→ DIRECTIONS
Only lines holding the word "label" should be copied from the material.

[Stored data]
┄┄┄┄┄┄

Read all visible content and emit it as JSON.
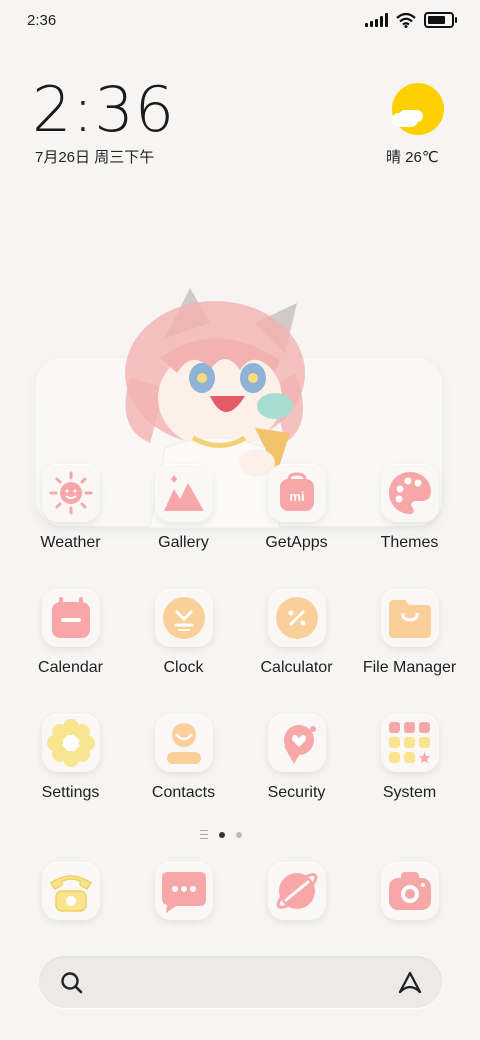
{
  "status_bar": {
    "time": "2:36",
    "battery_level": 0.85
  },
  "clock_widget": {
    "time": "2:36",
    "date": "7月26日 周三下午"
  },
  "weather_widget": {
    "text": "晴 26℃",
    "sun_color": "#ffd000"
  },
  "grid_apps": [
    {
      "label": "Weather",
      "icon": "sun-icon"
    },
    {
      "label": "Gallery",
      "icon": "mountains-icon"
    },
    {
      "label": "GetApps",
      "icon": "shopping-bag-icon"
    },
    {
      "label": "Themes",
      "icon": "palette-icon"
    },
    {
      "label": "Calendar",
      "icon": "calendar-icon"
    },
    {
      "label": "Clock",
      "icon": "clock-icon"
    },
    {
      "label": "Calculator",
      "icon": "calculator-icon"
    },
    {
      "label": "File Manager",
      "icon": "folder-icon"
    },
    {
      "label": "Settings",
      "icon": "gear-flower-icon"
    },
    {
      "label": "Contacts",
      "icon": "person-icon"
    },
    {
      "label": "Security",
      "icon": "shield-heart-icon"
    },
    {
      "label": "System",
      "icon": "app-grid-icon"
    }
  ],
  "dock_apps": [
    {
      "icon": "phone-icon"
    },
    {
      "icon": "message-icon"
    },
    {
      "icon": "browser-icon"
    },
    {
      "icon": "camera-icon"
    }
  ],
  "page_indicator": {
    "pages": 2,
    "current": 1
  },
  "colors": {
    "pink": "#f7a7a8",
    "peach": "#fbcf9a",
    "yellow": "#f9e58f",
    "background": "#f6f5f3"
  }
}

┄┄┄┄┄┄

→ FULL OUTPUT
      "label": "Weather",
      "label": "Gallery",
      "label": "GetApps",
      "label": "Themes",
      "label": "Calendar",
      "label": "Clock",
      "label": "Calculator",
      "label": "File Manager",
      "label": "Settings",
      "label": "Contacts",
      "label": "Security",
      "label": "System",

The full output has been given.